TASK PROMPT
Determine how many lines of the data below contain "prius", then give only that number.

RECORDS TO PROCESS
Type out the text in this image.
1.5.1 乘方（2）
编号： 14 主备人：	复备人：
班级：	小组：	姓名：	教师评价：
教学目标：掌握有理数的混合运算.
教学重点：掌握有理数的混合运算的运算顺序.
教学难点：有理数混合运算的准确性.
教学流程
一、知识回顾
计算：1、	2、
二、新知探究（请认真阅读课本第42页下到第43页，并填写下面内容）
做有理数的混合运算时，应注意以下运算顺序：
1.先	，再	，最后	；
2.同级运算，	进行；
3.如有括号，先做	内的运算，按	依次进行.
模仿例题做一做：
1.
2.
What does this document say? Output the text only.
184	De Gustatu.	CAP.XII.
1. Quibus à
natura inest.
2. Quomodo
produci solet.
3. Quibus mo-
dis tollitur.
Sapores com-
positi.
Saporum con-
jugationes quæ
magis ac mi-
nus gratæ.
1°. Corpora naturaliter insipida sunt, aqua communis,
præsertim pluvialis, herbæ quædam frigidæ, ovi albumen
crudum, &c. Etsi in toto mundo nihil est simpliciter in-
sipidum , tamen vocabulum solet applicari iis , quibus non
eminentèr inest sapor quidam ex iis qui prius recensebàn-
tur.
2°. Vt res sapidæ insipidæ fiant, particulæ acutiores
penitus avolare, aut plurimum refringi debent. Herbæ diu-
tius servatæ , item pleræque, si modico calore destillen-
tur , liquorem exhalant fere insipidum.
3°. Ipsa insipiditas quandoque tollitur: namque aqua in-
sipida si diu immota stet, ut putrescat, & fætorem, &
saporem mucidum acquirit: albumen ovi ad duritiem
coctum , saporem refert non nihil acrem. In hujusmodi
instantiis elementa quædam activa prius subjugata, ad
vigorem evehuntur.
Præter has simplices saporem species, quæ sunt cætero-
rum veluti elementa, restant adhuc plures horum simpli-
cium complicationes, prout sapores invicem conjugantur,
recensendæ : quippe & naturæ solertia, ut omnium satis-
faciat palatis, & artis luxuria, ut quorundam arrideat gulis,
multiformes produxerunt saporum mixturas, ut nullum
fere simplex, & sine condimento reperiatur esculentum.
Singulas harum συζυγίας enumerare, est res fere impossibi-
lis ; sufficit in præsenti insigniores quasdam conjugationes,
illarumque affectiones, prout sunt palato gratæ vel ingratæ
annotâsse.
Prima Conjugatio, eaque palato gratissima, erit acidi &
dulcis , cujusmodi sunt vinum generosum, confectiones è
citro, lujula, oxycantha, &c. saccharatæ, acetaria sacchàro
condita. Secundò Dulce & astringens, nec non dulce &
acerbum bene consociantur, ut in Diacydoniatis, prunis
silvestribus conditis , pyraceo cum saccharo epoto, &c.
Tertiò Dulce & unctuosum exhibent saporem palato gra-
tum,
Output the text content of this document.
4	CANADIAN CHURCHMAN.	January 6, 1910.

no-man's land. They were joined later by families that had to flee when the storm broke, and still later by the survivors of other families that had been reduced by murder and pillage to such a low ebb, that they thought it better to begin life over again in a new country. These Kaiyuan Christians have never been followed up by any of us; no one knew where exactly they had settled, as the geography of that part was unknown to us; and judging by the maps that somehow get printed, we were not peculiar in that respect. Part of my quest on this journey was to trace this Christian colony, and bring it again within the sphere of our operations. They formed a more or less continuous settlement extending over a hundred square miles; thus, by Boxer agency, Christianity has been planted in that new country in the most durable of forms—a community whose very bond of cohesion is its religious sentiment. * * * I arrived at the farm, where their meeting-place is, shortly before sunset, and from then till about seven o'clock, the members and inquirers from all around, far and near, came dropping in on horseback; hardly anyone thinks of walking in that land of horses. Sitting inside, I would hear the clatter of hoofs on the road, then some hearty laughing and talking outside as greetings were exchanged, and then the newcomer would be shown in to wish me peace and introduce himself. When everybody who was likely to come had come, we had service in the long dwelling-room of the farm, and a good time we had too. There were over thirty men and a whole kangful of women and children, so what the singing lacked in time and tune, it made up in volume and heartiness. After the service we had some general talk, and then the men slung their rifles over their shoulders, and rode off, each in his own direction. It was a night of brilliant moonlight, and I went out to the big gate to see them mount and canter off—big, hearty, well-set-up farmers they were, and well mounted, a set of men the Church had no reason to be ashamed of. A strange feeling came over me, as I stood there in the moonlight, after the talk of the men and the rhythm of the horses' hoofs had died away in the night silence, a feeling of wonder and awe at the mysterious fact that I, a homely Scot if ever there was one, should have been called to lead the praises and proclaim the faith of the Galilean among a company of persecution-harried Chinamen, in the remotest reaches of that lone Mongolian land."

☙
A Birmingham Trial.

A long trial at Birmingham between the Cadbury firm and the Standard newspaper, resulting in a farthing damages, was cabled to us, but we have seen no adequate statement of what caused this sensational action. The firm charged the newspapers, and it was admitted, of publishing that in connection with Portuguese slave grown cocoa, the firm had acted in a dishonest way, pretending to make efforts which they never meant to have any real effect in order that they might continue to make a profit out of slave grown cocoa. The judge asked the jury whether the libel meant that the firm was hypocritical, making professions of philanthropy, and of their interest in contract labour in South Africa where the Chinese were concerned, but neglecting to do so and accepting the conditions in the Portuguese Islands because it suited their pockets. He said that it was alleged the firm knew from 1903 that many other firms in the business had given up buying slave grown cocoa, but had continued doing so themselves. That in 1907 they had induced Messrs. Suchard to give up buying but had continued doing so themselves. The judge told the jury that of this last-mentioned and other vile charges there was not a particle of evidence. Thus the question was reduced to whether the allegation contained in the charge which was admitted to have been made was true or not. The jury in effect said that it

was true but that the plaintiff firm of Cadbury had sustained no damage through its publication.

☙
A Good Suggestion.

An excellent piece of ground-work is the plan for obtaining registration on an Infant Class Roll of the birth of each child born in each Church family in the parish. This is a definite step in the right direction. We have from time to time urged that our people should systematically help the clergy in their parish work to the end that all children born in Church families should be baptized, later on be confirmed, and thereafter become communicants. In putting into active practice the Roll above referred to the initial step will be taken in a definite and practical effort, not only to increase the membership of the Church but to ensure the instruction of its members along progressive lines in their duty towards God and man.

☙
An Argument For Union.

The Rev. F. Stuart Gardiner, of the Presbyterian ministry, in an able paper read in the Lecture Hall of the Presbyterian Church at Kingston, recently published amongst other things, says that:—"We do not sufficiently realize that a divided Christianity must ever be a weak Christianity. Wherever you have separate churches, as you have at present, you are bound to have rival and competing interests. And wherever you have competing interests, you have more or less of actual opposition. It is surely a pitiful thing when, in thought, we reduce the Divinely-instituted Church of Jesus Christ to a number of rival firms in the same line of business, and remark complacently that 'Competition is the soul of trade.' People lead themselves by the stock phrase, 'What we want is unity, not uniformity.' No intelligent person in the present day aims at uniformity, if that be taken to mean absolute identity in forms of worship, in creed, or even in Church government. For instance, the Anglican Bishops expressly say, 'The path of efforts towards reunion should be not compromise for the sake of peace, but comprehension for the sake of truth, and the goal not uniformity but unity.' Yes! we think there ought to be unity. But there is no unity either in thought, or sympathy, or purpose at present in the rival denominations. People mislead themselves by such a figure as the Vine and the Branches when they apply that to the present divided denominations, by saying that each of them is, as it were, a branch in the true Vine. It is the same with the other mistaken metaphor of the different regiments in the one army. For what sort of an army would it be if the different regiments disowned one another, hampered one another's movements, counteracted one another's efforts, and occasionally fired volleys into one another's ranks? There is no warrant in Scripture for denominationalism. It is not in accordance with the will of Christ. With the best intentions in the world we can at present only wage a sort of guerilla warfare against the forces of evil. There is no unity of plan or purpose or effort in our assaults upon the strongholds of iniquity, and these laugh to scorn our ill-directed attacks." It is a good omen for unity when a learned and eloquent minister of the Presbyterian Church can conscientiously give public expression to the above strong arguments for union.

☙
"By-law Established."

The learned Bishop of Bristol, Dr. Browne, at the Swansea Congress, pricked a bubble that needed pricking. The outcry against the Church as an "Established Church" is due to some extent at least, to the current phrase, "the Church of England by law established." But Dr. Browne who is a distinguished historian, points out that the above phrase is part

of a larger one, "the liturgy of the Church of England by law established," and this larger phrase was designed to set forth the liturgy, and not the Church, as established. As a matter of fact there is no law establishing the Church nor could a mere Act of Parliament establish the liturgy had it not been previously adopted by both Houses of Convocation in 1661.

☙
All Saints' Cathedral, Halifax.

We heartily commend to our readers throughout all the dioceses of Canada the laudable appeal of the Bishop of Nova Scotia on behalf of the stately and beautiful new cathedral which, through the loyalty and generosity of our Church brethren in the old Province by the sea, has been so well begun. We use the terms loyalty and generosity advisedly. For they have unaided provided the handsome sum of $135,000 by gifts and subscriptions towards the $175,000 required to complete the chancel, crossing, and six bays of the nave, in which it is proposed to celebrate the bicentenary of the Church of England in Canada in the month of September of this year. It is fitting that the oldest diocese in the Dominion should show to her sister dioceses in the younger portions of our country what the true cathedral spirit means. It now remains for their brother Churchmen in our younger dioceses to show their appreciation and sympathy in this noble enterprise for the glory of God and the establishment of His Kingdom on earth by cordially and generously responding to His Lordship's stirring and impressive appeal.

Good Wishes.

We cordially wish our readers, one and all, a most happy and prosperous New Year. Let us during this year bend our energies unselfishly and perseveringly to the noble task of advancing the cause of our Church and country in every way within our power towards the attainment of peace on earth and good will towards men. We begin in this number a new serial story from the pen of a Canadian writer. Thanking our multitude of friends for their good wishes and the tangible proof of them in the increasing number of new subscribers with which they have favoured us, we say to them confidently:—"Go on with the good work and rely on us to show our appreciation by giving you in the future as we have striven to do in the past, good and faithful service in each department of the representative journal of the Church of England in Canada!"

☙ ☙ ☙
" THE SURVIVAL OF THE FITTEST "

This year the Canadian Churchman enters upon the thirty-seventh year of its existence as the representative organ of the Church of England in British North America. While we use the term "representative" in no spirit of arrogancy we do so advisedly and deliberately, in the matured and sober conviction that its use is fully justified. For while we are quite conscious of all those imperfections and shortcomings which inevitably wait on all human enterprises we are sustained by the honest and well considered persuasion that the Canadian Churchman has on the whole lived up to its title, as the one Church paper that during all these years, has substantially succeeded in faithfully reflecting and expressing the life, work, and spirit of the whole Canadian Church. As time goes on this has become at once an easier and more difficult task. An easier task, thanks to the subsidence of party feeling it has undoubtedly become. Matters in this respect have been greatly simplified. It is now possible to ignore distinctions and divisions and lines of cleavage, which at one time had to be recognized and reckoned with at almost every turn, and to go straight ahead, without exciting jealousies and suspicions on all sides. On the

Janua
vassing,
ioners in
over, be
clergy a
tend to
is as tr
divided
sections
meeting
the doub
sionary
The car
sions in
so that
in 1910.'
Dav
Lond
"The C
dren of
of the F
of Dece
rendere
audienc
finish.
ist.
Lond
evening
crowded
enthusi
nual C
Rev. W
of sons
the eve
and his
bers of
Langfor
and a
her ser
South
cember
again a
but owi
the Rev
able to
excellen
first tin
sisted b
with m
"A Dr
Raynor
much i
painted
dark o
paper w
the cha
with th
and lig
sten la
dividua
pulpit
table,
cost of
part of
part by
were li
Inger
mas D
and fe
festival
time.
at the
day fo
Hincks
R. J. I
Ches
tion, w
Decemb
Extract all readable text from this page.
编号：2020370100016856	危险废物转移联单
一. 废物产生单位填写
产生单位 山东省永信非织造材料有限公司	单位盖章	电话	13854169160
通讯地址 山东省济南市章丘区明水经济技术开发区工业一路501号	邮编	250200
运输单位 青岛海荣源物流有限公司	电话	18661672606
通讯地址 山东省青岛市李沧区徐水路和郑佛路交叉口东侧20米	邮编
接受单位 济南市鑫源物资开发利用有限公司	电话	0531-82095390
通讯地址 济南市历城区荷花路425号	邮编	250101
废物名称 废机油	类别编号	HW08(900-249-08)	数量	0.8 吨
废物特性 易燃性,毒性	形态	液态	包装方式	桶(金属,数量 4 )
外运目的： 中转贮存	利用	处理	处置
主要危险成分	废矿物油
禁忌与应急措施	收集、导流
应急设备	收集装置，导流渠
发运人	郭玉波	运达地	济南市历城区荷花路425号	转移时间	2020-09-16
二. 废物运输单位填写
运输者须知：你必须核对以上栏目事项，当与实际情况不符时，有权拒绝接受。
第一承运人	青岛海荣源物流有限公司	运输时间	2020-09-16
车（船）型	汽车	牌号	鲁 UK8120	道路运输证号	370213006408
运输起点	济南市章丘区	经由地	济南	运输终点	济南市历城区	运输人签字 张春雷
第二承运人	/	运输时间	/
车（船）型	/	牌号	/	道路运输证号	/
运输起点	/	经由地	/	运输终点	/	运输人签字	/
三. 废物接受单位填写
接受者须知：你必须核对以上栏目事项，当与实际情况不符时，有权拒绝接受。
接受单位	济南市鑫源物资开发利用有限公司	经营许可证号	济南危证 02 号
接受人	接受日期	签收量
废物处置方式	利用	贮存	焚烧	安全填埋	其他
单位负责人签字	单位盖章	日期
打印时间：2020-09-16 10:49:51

FINAL RESULT
2